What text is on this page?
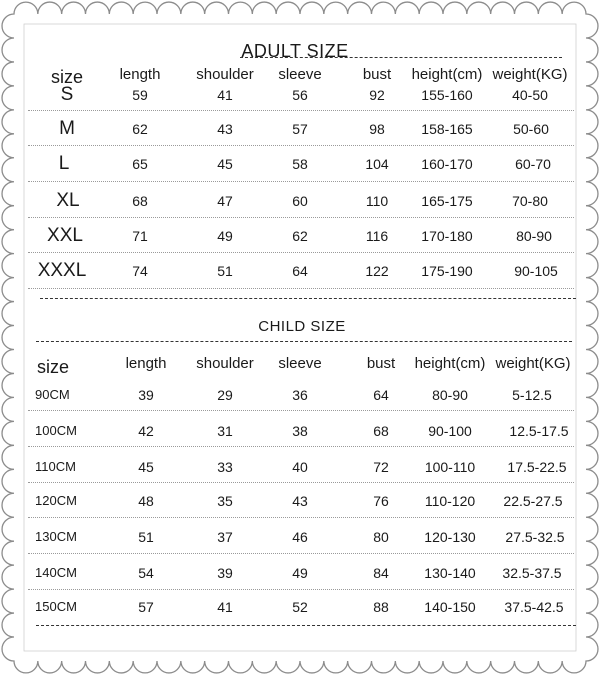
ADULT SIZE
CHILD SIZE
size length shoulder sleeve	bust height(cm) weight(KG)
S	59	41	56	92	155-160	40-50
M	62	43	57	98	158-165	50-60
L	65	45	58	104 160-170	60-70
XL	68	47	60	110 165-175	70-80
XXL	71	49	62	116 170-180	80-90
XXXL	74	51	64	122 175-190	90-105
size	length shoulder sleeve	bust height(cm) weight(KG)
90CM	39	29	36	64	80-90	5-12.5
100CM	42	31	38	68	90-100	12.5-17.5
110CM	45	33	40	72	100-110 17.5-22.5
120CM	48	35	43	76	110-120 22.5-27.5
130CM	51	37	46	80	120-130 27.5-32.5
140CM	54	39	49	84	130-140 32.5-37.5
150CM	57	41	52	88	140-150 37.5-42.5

● ● ● ● ● ● ●

» SET PROBLEM
Leave out every picture and copy the rest of the records exactly.

» IN RESPONSE
What text is on this page?
ADULT SIZE
CHILD SIZE
size length shoulder sleeve	bust height(cm) weight(KG)
S	59	41	56	92	155-160	40-50
M	62	43	57	98	158-165	50-60
L	65	45	58	104 160-170	60-70
XL	68	47	60	110 165-175	70-80
XXL	71	49	62	116 170-180	80-90
XXXL	74	51	64	122 175-190	90-105
size	length shoulder sleeve	bust height(cm) weight(KG)
90CM	39	29	36	64	80-90	5-12.5
100CM	42	31	38	68	90-100	12.5-17.5
110CM	45	33	40	72	100-110 17.5-22.5
120CM	48	35	43	76	110-120 22.5-27.5
130CM	51	37	46	80	120-130 27.5-32.5
140CM	54	39	49	84	130-140 32.5-37.5
150CM	57	41	52	88	140-150 37.5-42.5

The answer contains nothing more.